* Goal of the exercise
Transcribe each line of the material as it is, and drop any picture.

═════ Exercise inputs

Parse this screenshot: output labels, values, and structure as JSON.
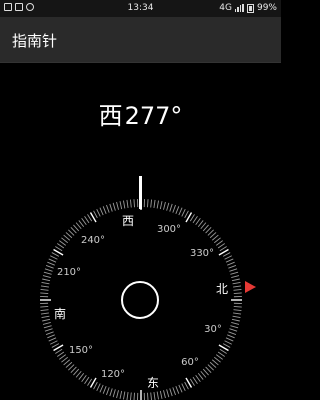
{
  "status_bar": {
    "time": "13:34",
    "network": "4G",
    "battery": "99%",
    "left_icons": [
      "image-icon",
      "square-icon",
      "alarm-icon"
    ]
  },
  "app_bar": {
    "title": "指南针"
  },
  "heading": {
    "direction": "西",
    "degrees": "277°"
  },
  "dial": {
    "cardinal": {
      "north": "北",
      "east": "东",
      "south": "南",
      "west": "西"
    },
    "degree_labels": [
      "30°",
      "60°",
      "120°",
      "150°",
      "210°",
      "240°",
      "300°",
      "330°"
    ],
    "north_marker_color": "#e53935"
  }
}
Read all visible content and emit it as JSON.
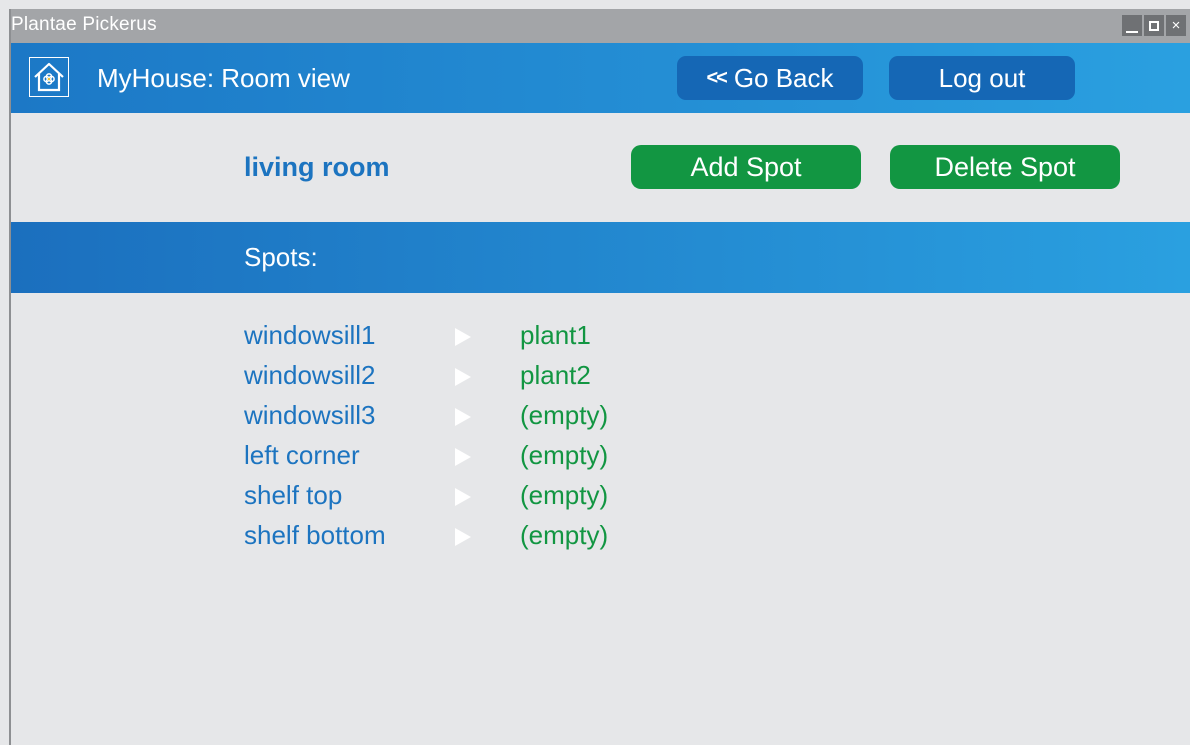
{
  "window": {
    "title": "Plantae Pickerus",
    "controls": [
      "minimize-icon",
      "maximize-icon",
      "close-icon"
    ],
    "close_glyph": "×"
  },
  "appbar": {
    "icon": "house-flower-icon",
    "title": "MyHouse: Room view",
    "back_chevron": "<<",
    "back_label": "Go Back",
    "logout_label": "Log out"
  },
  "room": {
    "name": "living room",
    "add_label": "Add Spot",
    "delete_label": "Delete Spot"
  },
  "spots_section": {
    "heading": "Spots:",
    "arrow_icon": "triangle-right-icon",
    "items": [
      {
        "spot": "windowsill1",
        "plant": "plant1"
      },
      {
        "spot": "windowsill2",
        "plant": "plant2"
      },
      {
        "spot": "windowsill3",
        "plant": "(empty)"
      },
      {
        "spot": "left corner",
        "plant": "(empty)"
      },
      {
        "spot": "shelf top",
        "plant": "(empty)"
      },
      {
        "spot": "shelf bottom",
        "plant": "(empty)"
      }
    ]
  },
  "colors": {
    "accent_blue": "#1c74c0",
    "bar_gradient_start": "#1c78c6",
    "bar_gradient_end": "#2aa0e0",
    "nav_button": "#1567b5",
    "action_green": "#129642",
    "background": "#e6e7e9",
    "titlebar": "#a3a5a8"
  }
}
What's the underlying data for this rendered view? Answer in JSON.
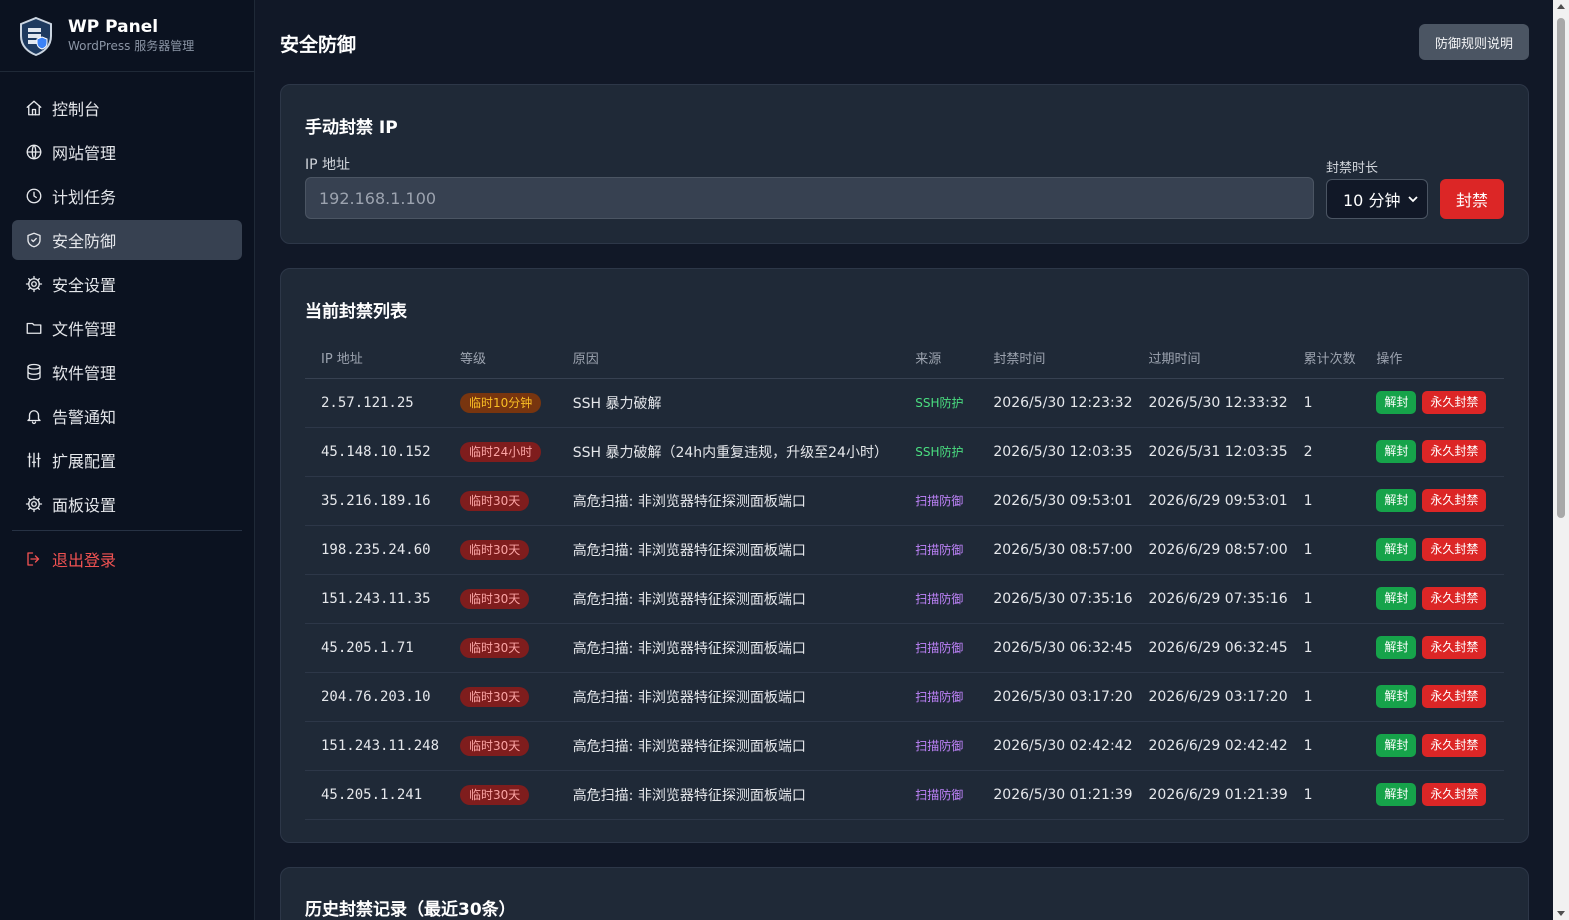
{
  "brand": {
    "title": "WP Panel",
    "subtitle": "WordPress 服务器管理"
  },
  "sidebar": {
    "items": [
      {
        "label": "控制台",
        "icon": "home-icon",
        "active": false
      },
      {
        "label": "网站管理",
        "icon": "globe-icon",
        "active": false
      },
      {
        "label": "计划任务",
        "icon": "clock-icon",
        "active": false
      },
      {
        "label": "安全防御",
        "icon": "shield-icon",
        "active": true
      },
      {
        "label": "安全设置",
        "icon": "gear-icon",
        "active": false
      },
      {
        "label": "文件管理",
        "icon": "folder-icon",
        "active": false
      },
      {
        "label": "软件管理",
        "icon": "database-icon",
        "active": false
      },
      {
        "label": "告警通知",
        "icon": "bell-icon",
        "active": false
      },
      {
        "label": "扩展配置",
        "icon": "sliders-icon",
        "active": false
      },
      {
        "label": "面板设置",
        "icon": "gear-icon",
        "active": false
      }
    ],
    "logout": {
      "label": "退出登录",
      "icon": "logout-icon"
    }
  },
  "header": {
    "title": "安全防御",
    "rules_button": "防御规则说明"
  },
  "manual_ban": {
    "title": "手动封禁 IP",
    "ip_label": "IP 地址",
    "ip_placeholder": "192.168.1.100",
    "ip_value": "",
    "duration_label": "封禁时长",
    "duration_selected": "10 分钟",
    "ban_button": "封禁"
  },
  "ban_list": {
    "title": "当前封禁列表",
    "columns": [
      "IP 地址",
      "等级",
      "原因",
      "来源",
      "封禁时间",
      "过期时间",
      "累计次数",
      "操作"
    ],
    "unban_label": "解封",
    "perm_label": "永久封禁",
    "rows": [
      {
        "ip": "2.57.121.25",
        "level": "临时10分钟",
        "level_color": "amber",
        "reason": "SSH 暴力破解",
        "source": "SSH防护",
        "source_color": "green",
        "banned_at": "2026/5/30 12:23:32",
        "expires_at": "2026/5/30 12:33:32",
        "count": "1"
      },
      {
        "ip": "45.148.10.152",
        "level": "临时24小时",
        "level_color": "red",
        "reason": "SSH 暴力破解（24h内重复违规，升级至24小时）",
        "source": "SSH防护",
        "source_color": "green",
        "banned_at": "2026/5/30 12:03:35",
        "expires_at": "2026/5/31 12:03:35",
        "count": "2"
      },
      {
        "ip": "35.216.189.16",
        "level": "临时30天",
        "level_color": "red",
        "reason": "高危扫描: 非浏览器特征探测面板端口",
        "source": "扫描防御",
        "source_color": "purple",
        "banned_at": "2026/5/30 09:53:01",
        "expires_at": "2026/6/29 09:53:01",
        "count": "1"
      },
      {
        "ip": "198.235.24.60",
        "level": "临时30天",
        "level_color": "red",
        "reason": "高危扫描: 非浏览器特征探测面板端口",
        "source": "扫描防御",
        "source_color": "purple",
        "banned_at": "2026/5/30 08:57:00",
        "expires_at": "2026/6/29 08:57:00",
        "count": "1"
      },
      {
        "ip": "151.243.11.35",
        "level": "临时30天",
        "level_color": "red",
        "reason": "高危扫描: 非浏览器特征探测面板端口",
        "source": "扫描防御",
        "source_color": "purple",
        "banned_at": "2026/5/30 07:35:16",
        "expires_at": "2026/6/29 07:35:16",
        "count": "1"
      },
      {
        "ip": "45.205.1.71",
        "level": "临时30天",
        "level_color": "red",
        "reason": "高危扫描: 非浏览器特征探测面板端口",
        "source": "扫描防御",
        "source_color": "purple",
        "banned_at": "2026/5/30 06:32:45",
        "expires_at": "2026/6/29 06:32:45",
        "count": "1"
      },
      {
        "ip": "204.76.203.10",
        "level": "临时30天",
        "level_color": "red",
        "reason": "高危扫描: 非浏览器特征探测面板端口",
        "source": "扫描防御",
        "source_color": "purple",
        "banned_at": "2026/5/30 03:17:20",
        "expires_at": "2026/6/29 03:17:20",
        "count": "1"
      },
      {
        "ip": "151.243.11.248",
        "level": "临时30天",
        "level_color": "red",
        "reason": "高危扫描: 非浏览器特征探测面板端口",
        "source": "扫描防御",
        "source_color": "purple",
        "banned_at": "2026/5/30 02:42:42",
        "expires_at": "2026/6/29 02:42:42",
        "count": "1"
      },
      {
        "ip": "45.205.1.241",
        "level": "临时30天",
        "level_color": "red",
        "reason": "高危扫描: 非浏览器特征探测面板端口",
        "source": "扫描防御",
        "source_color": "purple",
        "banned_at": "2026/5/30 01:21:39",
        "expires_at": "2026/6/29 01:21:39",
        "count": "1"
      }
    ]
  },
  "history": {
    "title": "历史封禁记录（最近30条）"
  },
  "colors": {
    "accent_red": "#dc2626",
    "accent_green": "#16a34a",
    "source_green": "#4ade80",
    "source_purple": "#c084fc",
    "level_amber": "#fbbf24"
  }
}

══════════

* Response to the task
Parse this screenshot: output labels, values, and structure as JSON.
{
  "status_bar": {
    "time": "13:34",
    "network": "4G",
    "battery": "99%",
    "left_icons": [
      "image-icon",
      "square-icon",
      "alarm-icon"
    ]
  },
  "app_bar": {
    "title": "指南针"
  },
  "heading": {
    "direction": "西",
    "degrees": "277°"
  },
  "dial": {
    "cardinal": {
      "north": "北",
      "east": "东",
      "south": "南",
      "west": "西"
    },
    "degree_labels": [
      "30°",
      "60°",
      "120°",
      "150°",
      "210°",
      "240°",
      "300°",
      "330°"
    ],
    "north_marker_color": "#e53935"
  }
}
Read all visible content and emit it as JSON.
{
  "window": {
    "title": "Plantae Pickerus",
    "controls": [
      "minimize-icon",
      "maximize-icon",
      "close-icon"
    ],
    "close_glyph": "×"
  },
  "appbar": {
    "icon": "house-flower-icon",
    "title": "MyHouse: Room view",
    "back_chevron": "<<",
    "back_label": "Go Back",
    "logout_label": "Log out"
  },
  "room": {
    "name": "living room",
    "add_label": "Add Spot",
    "delete_label": "Delete Spot"
  },
  "spots_section": {
    "heading": "Spots:",
    "arrow_icon": "triangle-right-icon",
    "items": [
      {
        "spot": "windowsill1",
        "plant": "plant1"
      },
      {
        "spot": "windowsill2",
        "plant": "plant2"
      },
      {
        "spot": "windowsill3",
        "plant": "(empty)"
      },
      {
        "spot": "left corner",
        "plant": "(empty)"
      },
      {
        "spot": "shelf top",
        "plant": "(empty)"
      },
      {
        "spot": "shelf bottom",
        "plant": "(empty)"
      }
    ]
  },
  "colors": {
    "accent_blue": "#1c74c0",
    "bar_gradient_start": "#1c78c6",
    "bar_gradient_end": "#2aa0e0",
    "nav_button": "#1567b5",
    "action_green": "#129642",
    "background": "#e6e7e9",
    "titlebar": "#a3a5a8"
  }
}
What's the underlying data for this rendered view? Answer in JSON.
{
  "brand": {
    "title": "WP Panel",
    "subtitle": "WordPress 服务器管理"
  },
  "sidebar": {
    "items": [
      {
        "label": "控制台",
        "icon": "home-icon",
        "active": false
      },
      {
        "label": "网站管理",
        "icon": "globe-icon",
        "active": false
      },
      {
        "label": "计划任务",
        "icon": "clock-icon",
        "active": false
      },
      {
        "label": "安全防御",
        "icon": "shield-icon",
        "active": true
      },
      {
        "label": "安全设置",
        "icon": "gear-icon",
        "active": false
      },
      {
        "label": "文件管理",
        "icon": "folder-icon",
        "active": false
      },
      {
        "label": "软件管理",
        "icon": "database-icon",
        "active": false
      },
      {
        "label": "告警通知",
        "icon": "bell-icon",
        "active": false
      },
      {
        "label": "扩展配置",
        "icon": "sliders-icon",
        "active": false
      },
      {
        "label": "面板设置",
        "icon": "gear-icon",
        "active": false
      }
    ],
    "logout": {
      "label": "退出登录",
      "icon": "logout-icon"
    }
  },
  "header": {
    "title": "安全防御",
    "rules_button": "防御规则说明"
  },
  "manual_ban": {
    "title": "手动封禁 IP",
    "ip_label": "IP 地址",
    "ip_placeholder": "192.168.1.100",
    "ip_value": "",
    "duration_label": "封禁时长",
    "duration_selected": "10 分钟",
    "ban_button": "封禁"
  },
  "ban_list": {
    "title": "当前封禁列表",
    "columns": [
      "IP 地址",
      "等级",
      "原因",
      "来源",
      "封禁时间",
      "过期时间",
      "累计次数",
      "操作"
    ],
    "unban_label": "解封",
    "perm_label": "永久封禁",
    "rows": [
      {
        "ip": "2.57.121.25",
        "level": "临时10分钟",
        "level_color": "amber",
        "reason": "SSH 暴力破解",
        "source": "SSH防护",
        "source_color": "green",
        "banned_at": "2026/5/30 12:23:32",
        "expires_at": "2026/5/30 12:33:32",
        "count": "1"
      },
      {
        "ip": "45.148.10.152",
        "level": "临时24小时",
        "level_color": "red",
        "reason": "SSH 暴力破解（24h内重复违规，升级至24小时）",
        "source": "SSH防护",
        "source_color": "green",
        "banned_at": "2026/5/30 12:03:35",
        "expires_at": "2026/5/31 12:03:35",
        "count": "2"
      },
      {
        "ip": "35.216.189.16",
        "level": "临时30天",
        "level_color": "red",
        "reason": "高危扫描: 非浏览器特征探测面板端口",
        "source": "扫描防御",
        "source_color": "purple",
        "banned_at": "2026/5/30 09:53:01",
        "expires_at": "2026/6/29 09:53:01",
        "count": "1"
      },
      {
        "ip": "198.235.24.60",
        "level": "临时30天",
        "level_color": "red",
        "reason": "高危扫描: 非浏览器特征探测面板端口",
        "source": "扫描防御",
        "source_color": "purple",
        "banned_at": "2026/5/30 08:57:00",
        "expires_at": "2026/6/29 08:57:00",
        "count": "1"
      },
      {
        "ip": "151.243.11.35",
        "level": "临时30天",
        "level_color": "red",
        "reason": "高危扫描: 非浏览器特征探测面板端口",
        "source": "扫描防御",
        "source_color": "purple",
        "banned_at": "2026/5/30 07:35:16",
        "expires_at": "2026/6/29 07:35:16",
        "count": "1"
      },
      {
        "ip": "45.205.1.71",
        "level": "临时30天",
        "level_color": "red",
        "reason": "高危扫描: 非浏览器特征探测面板端口",
        "source": "扫描防御",
        "source_color": "purple",
        "banned_at": "2026/5/30 06:32:45",
        "expires_at": "2026/6/29 06:32:45",
        "count": "1"
      },
      {
        "ip": "204.76.203.10",
        "level": "临时30天",
        "level_color": "red",
        "reason": "高危扫描: 非浏览器特征探测面板端口",
        "source": "扫描防御",
        "source_color": "purple",
        "banned_at": "2026/5/30 03:17:20",
        "expires_at": "2026/6/29 03:17:20",
        "count": "1"
      },
      {
        "ip": "151.243.11.248",
        "level": "临时30天",
        "level_color": "red",
        "reason": "高危扫描: 非浏览器特征探测面板端口",
        "source": "扫描防御",
        "source_color": "purple",
        "banned_at": "2026/5/30 02:42:42",
        "expires_at": "2026/6/29 02:42:42",
        "count": "1"
      },
      {
        "ip": "45.205.1.241",
        "level": "临时30天",
        "level_color": "red",
        "reason": "高危扫描: 非浏览器特征探测面板端口",
        "source": "扫描防御",
        "source_color": "purple",
        "banned_at": "2026/5/30 01:21:39",
        "expires_at": "2026/6/29 01:21:39",
        "count": "1"
      }
    ]
  },
  "history": {
    "title": "历史封禁记录（最近30条）"
  },
  "colors": {
    "accent_red": "#dc2626",
    "accent_green": "#16a34a",
    "source_green": "#4ade80",
    "source_purple": "#c084fc",
    "level_amber": "#fbbf24"
  }
}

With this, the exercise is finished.